> _What is required_
All of the records listed below should be retyped exactly.

Begin Data shown

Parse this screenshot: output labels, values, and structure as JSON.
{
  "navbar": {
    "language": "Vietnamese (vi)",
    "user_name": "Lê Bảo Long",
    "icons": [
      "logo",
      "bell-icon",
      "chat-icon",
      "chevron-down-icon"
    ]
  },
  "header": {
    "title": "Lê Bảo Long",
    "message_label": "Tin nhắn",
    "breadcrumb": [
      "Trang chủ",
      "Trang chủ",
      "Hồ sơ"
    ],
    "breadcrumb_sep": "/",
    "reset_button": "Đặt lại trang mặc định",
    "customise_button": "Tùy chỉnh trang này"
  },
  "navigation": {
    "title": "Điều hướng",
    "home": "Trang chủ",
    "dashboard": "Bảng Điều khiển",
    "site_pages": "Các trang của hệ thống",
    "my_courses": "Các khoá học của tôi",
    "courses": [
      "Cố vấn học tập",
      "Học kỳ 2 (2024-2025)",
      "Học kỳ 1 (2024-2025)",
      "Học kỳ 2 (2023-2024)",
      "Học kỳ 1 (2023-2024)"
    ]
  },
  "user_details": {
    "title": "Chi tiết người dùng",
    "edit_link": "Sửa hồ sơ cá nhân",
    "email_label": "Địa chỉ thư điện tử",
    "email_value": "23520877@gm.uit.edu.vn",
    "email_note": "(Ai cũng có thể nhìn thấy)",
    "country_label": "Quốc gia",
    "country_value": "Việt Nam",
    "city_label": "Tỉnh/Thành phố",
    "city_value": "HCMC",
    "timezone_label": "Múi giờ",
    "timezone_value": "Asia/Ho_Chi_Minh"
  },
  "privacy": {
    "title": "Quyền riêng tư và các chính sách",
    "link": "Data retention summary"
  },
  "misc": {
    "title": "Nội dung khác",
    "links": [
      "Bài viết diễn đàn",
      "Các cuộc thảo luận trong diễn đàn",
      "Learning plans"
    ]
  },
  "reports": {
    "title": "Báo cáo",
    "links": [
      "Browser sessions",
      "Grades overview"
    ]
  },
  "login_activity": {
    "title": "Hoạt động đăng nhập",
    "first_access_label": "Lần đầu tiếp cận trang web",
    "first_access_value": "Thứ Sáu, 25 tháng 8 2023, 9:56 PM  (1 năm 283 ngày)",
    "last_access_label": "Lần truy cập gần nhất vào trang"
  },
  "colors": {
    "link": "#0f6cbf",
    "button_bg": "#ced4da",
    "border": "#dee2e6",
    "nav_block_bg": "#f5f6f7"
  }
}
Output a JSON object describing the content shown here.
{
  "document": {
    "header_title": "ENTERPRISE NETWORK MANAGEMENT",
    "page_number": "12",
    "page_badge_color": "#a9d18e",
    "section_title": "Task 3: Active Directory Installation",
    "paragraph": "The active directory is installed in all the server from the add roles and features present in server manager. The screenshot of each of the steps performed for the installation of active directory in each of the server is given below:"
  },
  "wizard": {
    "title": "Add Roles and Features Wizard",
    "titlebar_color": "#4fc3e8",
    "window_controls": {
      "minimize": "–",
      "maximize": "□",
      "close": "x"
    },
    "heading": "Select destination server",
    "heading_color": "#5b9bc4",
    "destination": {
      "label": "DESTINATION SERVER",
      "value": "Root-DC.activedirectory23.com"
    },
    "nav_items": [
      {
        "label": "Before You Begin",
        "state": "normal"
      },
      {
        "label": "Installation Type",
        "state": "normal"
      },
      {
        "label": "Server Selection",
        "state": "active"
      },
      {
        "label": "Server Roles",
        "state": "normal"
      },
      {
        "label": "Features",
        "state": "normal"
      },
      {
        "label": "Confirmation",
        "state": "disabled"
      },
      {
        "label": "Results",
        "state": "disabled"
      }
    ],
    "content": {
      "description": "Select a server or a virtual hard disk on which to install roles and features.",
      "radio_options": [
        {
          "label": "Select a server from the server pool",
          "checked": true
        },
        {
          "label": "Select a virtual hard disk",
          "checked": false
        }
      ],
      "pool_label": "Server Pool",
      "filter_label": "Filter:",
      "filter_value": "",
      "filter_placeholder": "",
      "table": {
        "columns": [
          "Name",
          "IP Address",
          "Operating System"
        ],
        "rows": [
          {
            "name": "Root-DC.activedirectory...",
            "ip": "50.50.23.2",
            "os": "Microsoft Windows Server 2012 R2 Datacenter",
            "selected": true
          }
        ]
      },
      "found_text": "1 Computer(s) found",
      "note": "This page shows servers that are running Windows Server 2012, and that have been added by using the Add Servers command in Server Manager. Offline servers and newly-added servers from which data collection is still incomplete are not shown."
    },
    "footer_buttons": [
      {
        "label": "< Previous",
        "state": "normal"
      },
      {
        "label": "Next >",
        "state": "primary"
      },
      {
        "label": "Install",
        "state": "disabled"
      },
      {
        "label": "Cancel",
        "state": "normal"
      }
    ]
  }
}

End Data shown

> _Task solution_
Parse this screenshot: output labels, values, and structure as JSON.
{
  "navbar": {
    "language": "Vietnamese (vi)",
    "user_name": "Lê Bảo Long",
    "icons": [
      "logo",
      "bell-icon",
      "chat-icon",
      "chevron-down-icon"
    ]
  },
  "header": {
    "title": "Lê Bảo Long",
    "message_label": "Tin nhắn",
    "breadcrumb": [
      "Trang chủ",
      "Trang chủ",
      "Hồ sơ"
    ],
    "breadcrumb_sep": "/",
    "reset_button": "Đặt lại trang mặc định",
    "customise_button": "Tùy chỉnh trang này"
  },
  "navigation": {
    "title": "Điều hướng",
    "home": "Trang chủ",
    "dashboard": "Bảng Điều khiển",
    "site_pages": "Các trang của hệ thống",
    "my_courses": "Các khoá học của tôi",
    "courses": [
      "Cố vấn học tập",
      "Học kỳ 2 (2024-2025)",
      "Học kỳ 1 (2024-2025)",
      "Học kỳ 2 (2023-2024)",
      "Học kỳ 1 (2023-2024)"
    ]
  },
  "user_details": {
    "title": "Chi tiết người dùng",
    "edit_link": "Sửa hồ sơ cá nhân",
    "email_label": "Địa chỉ thư điện tử",
    "email_value": "23520877@gm.uit.edu.vn",
    "email_note": "(Ai cũng có thể nhìn thấy)",
    "country_label": "Quốc gia",
    "country_value": "Việt Nam",
    "city_label": "Tỉnh/Thành phố",
    "city_value": "HCMC",
    "timezone_label": "Múi giờ",
    "timezone_value": "Asia/Ho_Chi_Minh"
  },
  "privacy": {
    "title": "Quyền riêng tư và các chính sách",
    "link": "Data retention summary"
  },
  "misc": {
    "title": "Nội dung khác",
    "links": [
      "Bài viết diễn đàn",
      "Các cuộc thảo luận trong diễn đàn",
      "Learning plans"
    ]
  },
  "reports": {
    "title": "Báo cáo",
    "links": [
      "Browser sessions",
      "Grades overview"
    ]
  },
  "login_activity": {
    "title": "Hoạt động đăng nhập",
    "first_access_label": "Lần đầu tiếp cận trang web",
    "first_access_value": "Thứ Sáu, 25 tháng 8 2023, 9:56 PM  (1 năm 283 ngày)",
    "last_access_label": "Lần truy cập gần nhất vào trang"
  },
  "colors": {
    "link": "#0f6cbf",
    "button_bg": "#ced4da",
    "border": "#dee2e6",
    "nav_block_bg": "#f5f6f7"
  }
}
Output a JSON object describing the content shown here.
{
  "document": {
    "header_title": "ENTERPRISE NETWORK MANAGEMENT",
    "page_number": "12",
    "page_badge_color": "#a9d18e",
    "section_title": "Task 3: Active Directory Installation",
    "paragraph": "The active directory is installed in all the server from the add roles and features present in server manager. The screenshot of each of the steps performed for the installation of active directory in each of the server is given below:"
  },
  "wizard": {
    "title": "Add Roles and Features Wizard",
    "titlebar_color": "#4fc3e8",
    "window_controls": {
      "minimize": "–",
      "maximize": "□",
      "close": "x"
    },
    "heading": "Select destination server",
    "heading_color": "#5b9bc4",
    "destination": {
      "label": "DESTINATION SERVER",
      "value": "Root-DC.activedirectory23.com"
    },
    "nav_items": [
      {
        "label": "Before You Begin",
        "state": "normal"
      },
      {
        "label": "Installation Type",
        "state": "normal"
      },
      {
        "label": "Server Selection",
        "state": "active"
      },
      {
        "label": "Server Roles",
        "state": "normal"
      },
      {
        "label": "Features",
        "state": "normal"
      },
      {
        "label": "Confirmation",
        "state": "disabled"
      },
      {
        "label": "Results",
        "state": "disabled"
      }
    ],
    "content": {
      "description": "Select a server or a virtual hard disk on which to install roles and features.",
      "radio_options": [
        {
          "label": "Select a server from the server pool",
          "checked": true
        },
        {
          "label": "Select a virtual hard disk",
          "checked": false
        }
      ],
      "pool_label": "Server Pool",
      "filter_label": "Filter:",
      "filter_value": "",
      "filter_placeholder": "",
      "table": {
        "columns": [
          "Name",
          "IP Address",
          "Operating System"
        ],
        "rows": [
          {
            "name": "Root-DC.activedirectory...",
            "ip": "50.50.23.2",
            "os": "Microsoft Windows Server 2012 R2 Datacenter",
            "selected": true
          }
        ]
      },
      "found_text": "1 Computer(s) found",
      "note": "This page shows servers that are running Windows Server 2012, and that have been added by using the Add Servers command in Server Manager. Offline servers and newly-added servers from which data collection is still incomplete are not shown."
    },
    "footer_buttons": [
      {
        "label": "< Previous",
        "state": "normal"
      },
      {
        "label": "Next >",
        "state": "primary"
      },
      {
        "label": "Install",
        "state": "disabled"
      },
      {
        "label": "Cancel",
        "state": "normal"
      }
    ]
  }
}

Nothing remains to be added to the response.